Note each line where "this" appears, and copy it.

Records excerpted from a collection
--- START ---
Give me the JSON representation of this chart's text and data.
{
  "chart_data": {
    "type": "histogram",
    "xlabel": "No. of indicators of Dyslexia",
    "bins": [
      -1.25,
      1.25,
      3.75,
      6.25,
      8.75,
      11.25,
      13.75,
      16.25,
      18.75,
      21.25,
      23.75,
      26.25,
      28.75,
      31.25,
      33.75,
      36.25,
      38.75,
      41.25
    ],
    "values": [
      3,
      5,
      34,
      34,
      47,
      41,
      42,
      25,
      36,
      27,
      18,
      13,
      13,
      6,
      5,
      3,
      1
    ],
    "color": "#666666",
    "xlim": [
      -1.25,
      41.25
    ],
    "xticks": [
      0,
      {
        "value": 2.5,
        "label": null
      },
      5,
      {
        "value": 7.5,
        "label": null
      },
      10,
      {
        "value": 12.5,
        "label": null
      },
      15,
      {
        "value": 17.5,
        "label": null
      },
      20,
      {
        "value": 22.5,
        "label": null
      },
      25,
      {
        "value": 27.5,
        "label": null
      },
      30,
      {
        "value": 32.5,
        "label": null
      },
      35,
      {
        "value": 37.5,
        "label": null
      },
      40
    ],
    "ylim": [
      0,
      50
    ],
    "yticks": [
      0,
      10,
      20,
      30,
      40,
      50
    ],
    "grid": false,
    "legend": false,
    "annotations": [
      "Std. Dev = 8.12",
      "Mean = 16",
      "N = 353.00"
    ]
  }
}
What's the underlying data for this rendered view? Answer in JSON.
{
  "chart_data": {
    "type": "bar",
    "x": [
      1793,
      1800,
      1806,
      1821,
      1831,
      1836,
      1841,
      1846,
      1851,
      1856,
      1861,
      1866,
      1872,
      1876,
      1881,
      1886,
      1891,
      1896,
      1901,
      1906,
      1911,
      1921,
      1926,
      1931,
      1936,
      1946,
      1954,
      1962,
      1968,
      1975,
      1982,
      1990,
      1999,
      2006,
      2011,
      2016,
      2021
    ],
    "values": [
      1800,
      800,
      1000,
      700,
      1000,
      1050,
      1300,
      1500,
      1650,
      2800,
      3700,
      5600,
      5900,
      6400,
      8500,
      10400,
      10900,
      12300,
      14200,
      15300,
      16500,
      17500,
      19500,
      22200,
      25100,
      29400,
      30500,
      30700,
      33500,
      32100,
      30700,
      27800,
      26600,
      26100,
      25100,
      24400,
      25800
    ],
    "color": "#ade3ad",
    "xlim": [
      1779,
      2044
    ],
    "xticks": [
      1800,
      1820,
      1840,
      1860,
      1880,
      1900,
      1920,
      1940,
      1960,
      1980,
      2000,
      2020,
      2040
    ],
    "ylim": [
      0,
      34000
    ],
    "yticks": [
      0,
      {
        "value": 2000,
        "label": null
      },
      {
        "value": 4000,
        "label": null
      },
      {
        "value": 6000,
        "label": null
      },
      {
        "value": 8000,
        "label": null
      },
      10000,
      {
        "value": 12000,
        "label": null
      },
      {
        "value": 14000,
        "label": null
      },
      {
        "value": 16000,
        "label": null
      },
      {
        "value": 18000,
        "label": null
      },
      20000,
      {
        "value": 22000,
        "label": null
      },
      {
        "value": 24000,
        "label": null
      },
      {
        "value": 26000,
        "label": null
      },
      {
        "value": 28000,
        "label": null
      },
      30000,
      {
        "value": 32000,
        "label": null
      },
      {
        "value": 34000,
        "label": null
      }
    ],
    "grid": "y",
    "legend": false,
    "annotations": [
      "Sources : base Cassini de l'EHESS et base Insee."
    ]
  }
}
--- END ---
> [Finished answer]
Give me the JSON representation of this chart's text and data.
What's the underlying data for this rendered view? Answer in JSON.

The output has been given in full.